Dış açık ve iç tasarruf

Haberin Devamı

Küresel dengesizliklerin analizini sürdürüyoruz. Örnek olarak Çin’in dış fazlası ile ABD’nin dış açığı arasındaki nedenselliği araştırdık. Türkiye’nin dış açığı ile petrol ihracatçısı ülkelerin dış fazlası arasında aynı ilişkiyi buluruz.

Küresel dengesizliğin oluşmasında mali sistemin anahtar rolü ortaya çıktı. Dış fazla veren ülkenin tüketimi üretiminden az, dış açık veren ülkenin tüketimi üretiminden fazla idi. Bunu ise dış fazla veren ülkede kredi genişlemesi mümkün kılıyordu. Dış açık-dış fazla ile üretim-tüketim ve mali sistem arasındaki karmaşık ilişkinin netleşmesi çok önemlidir. Bizi sonuçların neden zannedilmesinden korur. “Tavuk-yumurta” benzeri açmazları engeller.

Böylece şu sıralar ABD’de (ve Türkiye’de) çok tartışılan bir konuya açıklık getirme noktasına geldik. Yine ABD-Çin örneği ile devam edelim. Dengesizliğin nedeni hep söylendiği gibi Amerikalılar’ın daha çok tüketip daha az tasarruf yapması mıdır? Aynı şey Türkiye için söyleniyor.

Öğretici bir model

Bir ekonomide milli gelirle (üretim) tüketim (özel+kamu) arasındaki fark iç tasarrufu oluşturur. Bir yandan özel tasarruf ve kamu tasarrufu toplamına, aynı anda iç yatırımlar ve dış denge toplamına eşittir. Dış açık varsa iç yatırım iç tasarruftan o kadar daha büyük demektir. ABD için basitleştirici varsayımlar yapalım. Kamu yatırımı kamu tasarrufuna eşittir: Denk bütçe. Özel tasarruf özel yatırıma eşittir: Dış açık-fazla yok. Geliri A ve B grupları eşit paylaşır ama A’nın tasarruf oranı yüzde 20, B’nin ise sıfırdır: Özel kesim tasarruf (ve yatırım) oranı yüzde 10’dur.
--
• Alıştırmalar
- a) Dış açık ve iç tasarruf konulu metinden "Dış açık ve iç" sözleriyle başlayıp "aynı ilişkiyi buluruz." sözleriyle biten kısmı hiç değiştirmeden çıkarın.
- b) Kayıtlarda "y-tick-label: 0 — [118, 392, 128, 411]" ifadesini içeren satırla başlayıp "survey-name: LAMOST DR2" ifadesini içeren satırla biten satırları aynen kopyalayın.
Kayıtların bu metinle hiçbir ilgisi yoktur.
--
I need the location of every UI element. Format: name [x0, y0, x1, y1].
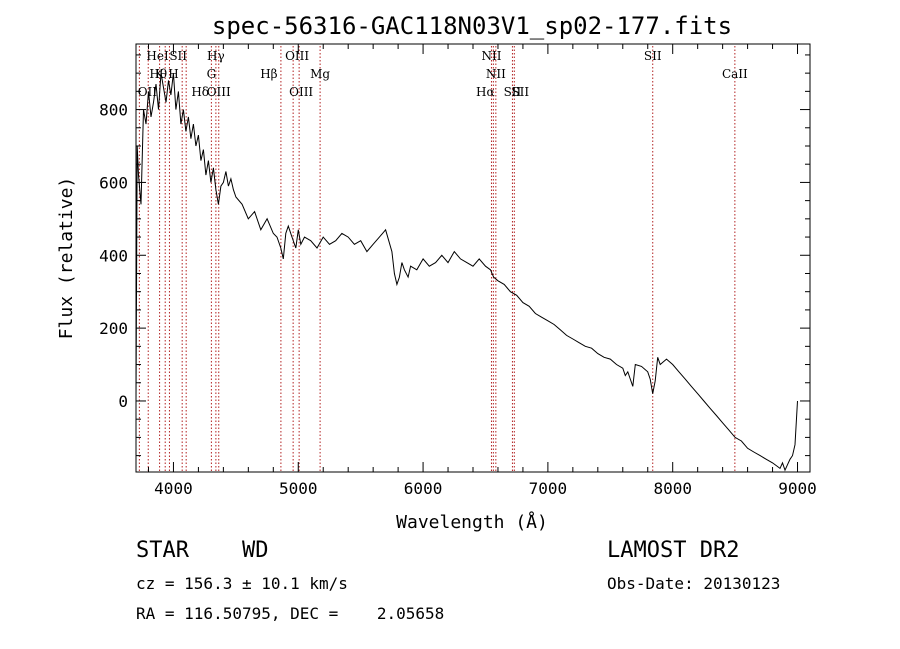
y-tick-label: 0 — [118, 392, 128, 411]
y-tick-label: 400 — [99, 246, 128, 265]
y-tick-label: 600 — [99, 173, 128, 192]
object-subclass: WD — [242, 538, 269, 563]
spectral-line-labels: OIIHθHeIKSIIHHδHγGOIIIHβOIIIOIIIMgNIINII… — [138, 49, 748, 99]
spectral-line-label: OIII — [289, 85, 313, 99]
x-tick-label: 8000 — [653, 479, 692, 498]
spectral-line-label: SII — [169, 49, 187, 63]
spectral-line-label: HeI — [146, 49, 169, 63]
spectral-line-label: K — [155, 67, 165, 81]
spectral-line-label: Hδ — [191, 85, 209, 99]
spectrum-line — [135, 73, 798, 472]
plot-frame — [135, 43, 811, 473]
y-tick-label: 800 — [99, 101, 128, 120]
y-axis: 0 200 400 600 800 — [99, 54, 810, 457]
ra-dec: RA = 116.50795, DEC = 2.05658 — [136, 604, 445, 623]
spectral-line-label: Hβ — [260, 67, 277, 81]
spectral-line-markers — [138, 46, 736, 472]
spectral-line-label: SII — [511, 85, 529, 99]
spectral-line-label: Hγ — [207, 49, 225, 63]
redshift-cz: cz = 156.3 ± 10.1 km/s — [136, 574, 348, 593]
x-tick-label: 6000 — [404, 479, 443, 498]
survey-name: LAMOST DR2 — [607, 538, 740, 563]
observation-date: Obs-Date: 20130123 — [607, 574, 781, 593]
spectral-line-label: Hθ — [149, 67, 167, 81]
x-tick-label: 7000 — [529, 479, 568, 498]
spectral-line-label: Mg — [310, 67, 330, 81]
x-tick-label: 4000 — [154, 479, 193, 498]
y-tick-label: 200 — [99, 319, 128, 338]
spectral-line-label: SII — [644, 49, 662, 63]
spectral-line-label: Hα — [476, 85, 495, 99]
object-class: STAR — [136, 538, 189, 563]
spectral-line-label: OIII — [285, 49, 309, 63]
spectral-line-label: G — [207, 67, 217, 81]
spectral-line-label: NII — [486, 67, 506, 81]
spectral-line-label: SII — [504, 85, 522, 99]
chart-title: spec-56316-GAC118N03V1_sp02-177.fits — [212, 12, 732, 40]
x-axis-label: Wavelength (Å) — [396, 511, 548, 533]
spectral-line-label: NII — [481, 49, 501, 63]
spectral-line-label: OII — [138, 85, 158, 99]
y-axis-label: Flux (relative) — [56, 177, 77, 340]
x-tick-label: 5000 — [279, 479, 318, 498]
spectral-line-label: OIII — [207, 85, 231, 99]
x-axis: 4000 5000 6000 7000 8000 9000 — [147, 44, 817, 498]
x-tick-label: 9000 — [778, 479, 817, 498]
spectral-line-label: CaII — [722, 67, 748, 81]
--
• Görev yanıtları
- a)
Dış açık ve iç tasarruf

Haberin Devamı

Küresel dengesizliklerin analizini sürdürüyoruz. Örnek olarak Çin’in dış fazlası ile ABD’nin dış açığı arasındaki nedenselliği araştırdık. Türkiye’nin dış açığı ile petrol ihracatçısı ülkelerin dış fazlası arasında aynı ilişkiyi buluruz.

- b)
y-tick-label: 0 — [118, 392, 128, 411]
y-tick-label: 400 — [99, 246, 128, 265]
y-tick-label: 600 — [99, 173, 128, 192]
object-subclass: WD — [242, 538, 269, 563]
spectral-line-labels: OIIHθHeIKSIIHHδHγGOIIIHβOIIIOIIIMgNIINII… — [138, 49, 748, 99]
spectral-line-label: OIII — [289, 85, 313, 99]
x-tick-label: 8000 — [653, 479, 692, 498]
spectral-line-label: SII — [169, 49, 187, 63]
spectral-line-label: HeI — [146, 49, 169, 63]
spectral-line-label: K — [155, 67, 165, 81]
spectral-line-label: Hδ — [191, 85, 209, 99]
spectrum-line — [135, 73, 798, 472]
plot-frame — [135, 43, 811, 473]
y-tick-label: 800 — [99, 101, 128, 120]
y-axis: 0 200 400 600 800 — [99, 54, 810, 457]
ra-dec: RA = 116.50795, DEC = 2.05658 — [136, 604, 445, 623]
spectral-line-label: Hβ — [260, 67, 277, 81]
spectral-line-markers — [138, 46, 736, 472]
spectral-line-label: SII — [511, 85, 529, 99]
spectral-line-label: Hγ — [207, 49, 225, 63]
redshift-cz: cz = 156.3 ± 10.1 km/s — [136, 574, 348, 593]
x-tick-label: 6000 — [404, 479, 443, 498]
survey-name: LAMOST DR2 — [607, 538, 740, 563]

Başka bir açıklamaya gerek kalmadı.